[REQUIRED WORK] Each entry below is to be printed verbatim.

(Source data)
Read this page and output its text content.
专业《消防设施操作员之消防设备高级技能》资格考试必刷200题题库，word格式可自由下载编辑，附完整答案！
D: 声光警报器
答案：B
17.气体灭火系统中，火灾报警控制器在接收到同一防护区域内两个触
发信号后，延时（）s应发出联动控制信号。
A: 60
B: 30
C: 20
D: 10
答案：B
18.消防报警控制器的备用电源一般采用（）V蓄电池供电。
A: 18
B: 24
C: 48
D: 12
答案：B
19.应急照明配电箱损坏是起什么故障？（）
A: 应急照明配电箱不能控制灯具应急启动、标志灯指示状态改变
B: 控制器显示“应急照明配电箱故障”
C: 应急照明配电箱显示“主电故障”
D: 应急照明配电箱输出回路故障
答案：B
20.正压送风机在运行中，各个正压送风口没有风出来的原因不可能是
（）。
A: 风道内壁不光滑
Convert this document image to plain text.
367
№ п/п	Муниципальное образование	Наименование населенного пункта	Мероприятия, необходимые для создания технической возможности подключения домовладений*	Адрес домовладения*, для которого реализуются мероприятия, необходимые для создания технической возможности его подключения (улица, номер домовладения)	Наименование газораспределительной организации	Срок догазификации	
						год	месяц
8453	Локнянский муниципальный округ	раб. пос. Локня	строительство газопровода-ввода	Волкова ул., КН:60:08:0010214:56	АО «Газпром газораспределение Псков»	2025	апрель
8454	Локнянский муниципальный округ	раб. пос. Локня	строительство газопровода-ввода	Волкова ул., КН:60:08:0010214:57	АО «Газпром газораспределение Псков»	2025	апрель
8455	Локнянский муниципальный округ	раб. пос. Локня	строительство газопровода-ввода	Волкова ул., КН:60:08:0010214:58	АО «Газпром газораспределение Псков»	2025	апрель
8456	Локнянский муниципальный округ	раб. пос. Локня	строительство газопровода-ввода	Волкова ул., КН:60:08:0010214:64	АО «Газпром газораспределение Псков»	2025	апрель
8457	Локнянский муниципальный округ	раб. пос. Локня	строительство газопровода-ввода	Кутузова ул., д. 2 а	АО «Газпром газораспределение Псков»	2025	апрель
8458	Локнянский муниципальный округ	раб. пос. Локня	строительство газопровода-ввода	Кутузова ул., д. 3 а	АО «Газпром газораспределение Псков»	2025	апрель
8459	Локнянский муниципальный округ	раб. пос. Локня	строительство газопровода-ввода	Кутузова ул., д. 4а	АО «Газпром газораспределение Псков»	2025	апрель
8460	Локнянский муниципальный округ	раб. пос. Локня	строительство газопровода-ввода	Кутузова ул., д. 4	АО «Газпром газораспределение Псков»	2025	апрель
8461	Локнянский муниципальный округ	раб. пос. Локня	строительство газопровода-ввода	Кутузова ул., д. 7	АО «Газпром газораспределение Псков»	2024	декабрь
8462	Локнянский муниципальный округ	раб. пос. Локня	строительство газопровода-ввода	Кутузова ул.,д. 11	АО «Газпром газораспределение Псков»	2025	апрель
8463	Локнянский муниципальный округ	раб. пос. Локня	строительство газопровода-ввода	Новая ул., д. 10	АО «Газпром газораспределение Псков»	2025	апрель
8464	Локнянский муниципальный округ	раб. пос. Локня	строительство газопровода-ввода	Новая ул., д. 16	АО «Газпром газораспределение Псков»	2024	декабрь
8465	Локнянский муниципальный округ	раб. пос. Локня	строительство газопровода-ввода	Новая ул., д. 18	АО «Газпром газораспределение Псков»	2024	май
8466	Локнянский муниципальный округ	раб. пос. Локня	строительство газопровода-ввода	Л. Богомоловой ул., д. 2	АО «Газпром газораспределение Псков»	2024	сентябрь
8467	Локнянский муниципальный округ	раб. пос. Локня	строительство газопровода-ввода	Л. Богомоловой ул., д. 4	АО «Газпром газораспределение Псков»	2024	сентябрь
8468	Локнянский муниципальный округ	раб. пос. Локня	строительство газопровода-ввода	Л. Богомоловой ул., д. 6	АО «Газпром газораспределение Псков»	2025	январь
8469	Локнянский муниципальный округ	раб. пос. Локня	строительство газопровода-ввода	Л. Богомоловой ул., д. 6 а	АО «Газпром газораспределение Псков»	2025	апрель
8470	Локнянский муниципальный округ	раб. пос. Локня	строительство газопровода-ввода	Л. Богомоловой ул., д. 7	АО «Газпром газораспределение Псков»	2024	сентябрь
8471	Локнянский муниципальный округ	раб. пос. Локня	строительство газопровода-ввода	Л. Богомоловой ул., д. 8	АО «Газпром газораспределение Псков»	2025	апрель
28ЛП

[CORRECT RESULT]
Read this page and output its text content.
专业《消防设施操作员之消防设备高级技能》资格考试必刷200题题库，word格式可自由下载编辑，附完整答案！
D: 声光警报器
答案：B
17.气体灭火系统中，火灾报警控制器在接收到同一防护区域内两个触
发信号后，延时（）s应发出联动控制信号。
A: 60
B: 30
C: 20
D: 10
答案：B
18.消防报警控制器的备用电源一般采用（）V蓄电池供电。
A: 18
B: 24
C: 48
D: 12
答案：B
19.应急照明配电箱损坏是起什么故障？（）
A: 应急照明配电箱不能控制灯具应急启动、标志灯指示状态改变
B: 控制器显示“应急照明配电箱故障”
C: 应急照明配电箱显示“主电故障”
D: 应急照明配电箱输出回路故障
答案：B
20.正压送风机在运行中，各个正压送风口没有风出来的原因不可能是
（）。
A: 风道内壁不光滑
Convert this document image to plain text.
367
№ п/п	Муниципальное образование	Наименование населенного пункта	Мероприятия, необходимые для создания технической возможности подключения домовладений*	Адрес домовладения*, для которого реализуются мероприятия, необходимые для создания технической возможности его подключения (улица, номер домовладения)	Наименование газораспределительной организации	Срок догазификации	
						год	месяц
8453	Локнянский муниципальный округ	раб. пос. Локня	строительство газопровода-ввода	Волкова ул., КН:60:08:0010214:56	АО «Газпром газораспределение Псков»	2025	апрель
8454	Локнянский муниципальный округ	раб. пос. Локня	строительство газопровода-ввода	Волкова ул., КН:60:08:0010214:57	АО «Газпром газораспределение Псков»	2025	апрель
8455	Локнянский муниципальный округ	раб. пос. Локня	строительство газопровода-ввода	Волкова ул., КН:60:08:0010214:58	АО «Газпром газораспределение Псков»	2025	апрель
8456	Локнянский муниципальный округ	раб. пос. Локня	строительство газопровода-ввода	Волкова ул., КН:60:08:0010214:64	АО «Газпром газораспределение Псков»	2025	апрель
8457	Локнянский муниципальный округ	раб. пос. Локня	строительство газопровода-ввода	Кутузова ул., д. 2 а	АО «Газпром газораспределение Псков»	2025	апрель
8458	Локнянский муниципальный округ	раб. пос. Локня	строительство газопровода-ввода	Кутузова ул., д. 3 а	АО «Газпром газораспределение Псков»	2025	апрель
8459	Локнянский муниципальный округ	раб. пос. Локня	строительство газопровода-ввода	Кутузова ул., д. 4а	АО «Газпром газораспределение Псков»	2025	апрель
8460	Локнянский муниципальный округ	раб. пос. Локня	строительство газопровода-ввода	Кутузова ул., д. 4	АО «Газпром газораспределение Псков»	2025	апрель
8461	Локнянский муниципальный округ	раб. пос. Локня	строительство газопровода-ввода	Кутузова ул., д. 7	АО «Газпром газораспределение Псков»	2024	декабрь
8462	Локнянский муниципальный округ	раб. пос. Локня	строительство газопровода-ввода	Кутузова ул.,д. 11	АО «Газпром газораспределение Псков»	2025	апрель
8463	Локнянский муниципальный округ	раб. пос. Локня	строительство газопровода-ввода	Новая ул., д. 10	АО «Газпром газораспределение Псков»	2025	апрель
8464	Локнянский муниципальный округ	раб. пос. Локня	строительство газопровода-ввода	Новая ул., д. 16	АО «Газпром газораспределение Псков»	2024	декабрь
8465	Локнянский муниципальный округ	раб. пос. Локня	строительство газопровода-ввода	Новая ул., д. 18	АО «Газпром газораспределение Псков»	2024	май
8466	Локнянский муниципальный округ	раб. пос. Локня	строительство газопровода-ввода	Л. Богомоловой ул., д. 2	АО «Газпром газораспределение Псков»	2024	сентябрь
8467	Локнянский муниципальный округ	раб. пос. Локня	строительство газопровода-ввода	Л. Богомоловой ул., д. 4	АО «Газпром газораспределение Псков»	2024	сентябрь
8468	Локнянский муниципальный округ	раб. пос. Локня	строительство газопровода-ввода	Л. Богомоловой ул., д. 6	АО «Газпром газораспределение Псков»	2025	январь
8469	Локнянский муниципальный округ	раб. пос. Локня	строительство газопровода-ввода	Л. Богомоловой ул., д. 6 а	АО «Газпром газораспределение Псков»	2025	апрель
8470	Локнянский муниципальный округ	раб. пос. Локня	строительство газопровода-ввода	Л. Богомоловой ул., д. 7	АО «Газпром газораспределение Псков»	2024	сентябрь
8471	Локнянский муниципальный округ	раб. пос. Локня	строительство газопровода-ввода	Л. Богомоловой ул., д. 8	АО «Газпром газораспределение Псков»	2025	апрель
28ЛП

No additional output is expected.